**WHAT IS REQUIRED**
Exactly reproduce each line of the listing that follows.

**DATASET**

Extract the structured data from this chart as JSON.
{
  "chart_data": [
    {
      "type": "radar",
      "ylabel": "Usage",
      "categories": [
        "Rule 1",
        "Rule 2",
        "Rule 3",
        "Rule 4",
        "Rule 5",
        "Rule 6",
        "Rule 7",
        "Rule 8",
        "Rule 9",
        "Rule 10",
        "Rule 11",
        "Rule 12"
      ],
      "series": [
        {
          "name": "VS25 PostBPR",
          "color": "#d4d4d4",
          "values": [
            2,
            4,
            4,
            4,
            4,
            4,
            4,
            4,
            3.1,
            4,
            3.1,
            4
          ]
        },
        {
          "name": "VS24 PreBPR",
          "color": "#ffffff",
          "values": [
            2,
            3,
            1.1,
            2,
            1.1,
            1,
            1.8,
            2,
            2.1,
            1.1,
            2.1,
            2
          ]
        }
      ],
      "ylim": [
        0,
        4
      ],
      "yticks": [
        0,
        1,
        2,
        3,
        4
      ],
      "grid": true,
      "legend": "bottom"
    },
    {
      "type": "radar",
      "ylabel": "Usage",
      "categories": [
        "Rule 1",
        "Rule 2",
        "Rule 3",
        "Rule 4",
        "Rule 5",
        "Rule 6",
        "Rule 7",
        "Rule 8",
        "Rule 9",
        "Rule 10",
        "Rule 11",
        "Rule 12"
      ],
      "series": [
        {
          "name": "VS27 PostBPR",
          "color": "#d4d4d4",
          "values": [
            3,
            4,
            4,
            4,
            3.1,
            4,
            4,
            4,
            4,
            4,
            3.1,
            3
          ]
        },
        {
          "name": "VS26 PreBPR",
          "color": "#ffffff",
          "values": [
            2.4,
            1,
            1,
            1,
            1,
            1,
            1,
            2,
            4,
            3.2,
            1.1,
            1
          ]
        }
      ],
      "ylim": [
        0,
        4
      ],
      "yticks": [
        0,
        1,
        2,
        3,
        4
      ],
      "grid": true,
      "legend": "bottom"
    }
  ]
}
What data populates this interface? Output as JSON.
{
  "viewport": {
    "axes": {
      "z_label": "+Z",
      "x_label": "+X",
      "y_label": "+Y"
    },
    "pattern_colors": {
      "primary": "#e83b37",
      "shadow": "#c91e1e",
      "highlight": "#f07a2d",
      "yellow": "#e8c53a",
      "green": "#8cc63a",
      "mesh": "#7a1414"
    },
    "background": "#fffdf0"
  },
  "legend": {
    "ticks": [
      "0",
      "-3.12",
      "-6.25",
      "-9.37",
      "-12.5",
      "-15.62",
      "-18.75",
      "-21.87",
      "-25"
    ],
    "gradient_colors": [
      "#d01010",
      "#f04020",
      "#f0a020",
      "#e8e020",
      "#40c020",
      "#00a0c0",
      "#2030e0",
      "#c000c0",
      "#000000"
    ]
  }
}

**COMPLETE OUTPUT**
Extract the structured data from this chart as JSON.
{
  "chart_data": [
    {
      "type": "radar",
      "ylabel": "Usage",
      "categories": [
        "Rule 1",
        "Rule 2",
        "Rule 3",
        "Rule 4",
        "Rule 5",
        "Rule 6",
        "Rule 7",
        "Rule 8",
        "Rule 9",
        "Rule 10",
        "Rule 11",
        "Rule 12"
      ],
      "series": [
        {
          "name": "VS25 PostBPR",
          "color": "#d4d4d4",
          "values": [
            2,
            4,
            4,
            4,
            4,
            4,
            4,
            4,
            3.1,
            4,
            3.1,
            4
          ]
        },
        {
          "name": "VS24 PreBPR",
          "color": "#ffffff",
          "values": [
            2,
            3,
            1.1,
            2,
            1.1,
            1,
            1.8,
            2,
            2.1,
            1.1,
            2.1,
            2
          ]
        }
      ],
      "ylim": [
        0,
        4
      ],
      "yticks": [
        0,
        1,
        2,
        3,
        4
      ],
      "grid": true,
      "legend": "bottom"
    },
    {
      "type": "radar",
      "ylabel": "Usage",
      "categories": [
        "Rule 1",
        "Rule 2",
        "Rule 3",
        "Rule 4",
        "Rule 5",
        "Rule 6",
        "Rule 7",
        "Rule 8",
        "Rule 9",
        "Rule 10",
        "Rule 11",
        "Rule 12"
      ],
      "series": [
        {
          "name": "VS27 PostBPR",
          "color": "#d4d4d4",
          "values": [
            3,
            4,
            4,
            4,
            3.1,
            4,
            4,
            4,
            4,
            4,
            3.1,
            3
          ]
        },
        {
          "name": "VS26 PreBPR",
          "color": "#ffffff",
          "values": [
            2.4,
            1,
            1,
            1,
            1,
            1,
            1,
            2,
            4,
            3.2,
            1.1,
            1
          ]
        }
      ],
      "ylim": [
        0,
        4
      ],
      "yticks": [
        0,
        1,
        2,
        3,
        4
      ],
      "grid": true,
      "legend": "bottom"
    }
  ]
}
What data populates this interface? Output as JSON.
{
  "viewport": {
    "axes": {
      "z_label": "+Z",
      "x_label": "+X",
      "y_label": "+Y"
    },
    "pattern_colors": {
      "primary": "#e83b37",
      "shadow": "#c91e1e",
      "highlight": "#f07a2d",
      "yellow": "#e8c53a",
      "green": "#8cc63a",
      "mesh": "#7a1414"
    },
    "background": "#fffdf0"
  },
  "legend": {
    "ticks": [
      "0",
      "-3.12",
      "-6.25",
      "-9.37",
      "-12.5",
      "-15.62",
      "-18.75",
      "-21.87",
      "-25"
    ],
    "gradient_colors": [
      "#d01010",
      "#f04020",
      "#f0a020",
      "#e8e020",
      "#40c020",
      "#00a0c0",
      "#2030e0",
      "#c000c0",
      "#000000"
    ]
  }
}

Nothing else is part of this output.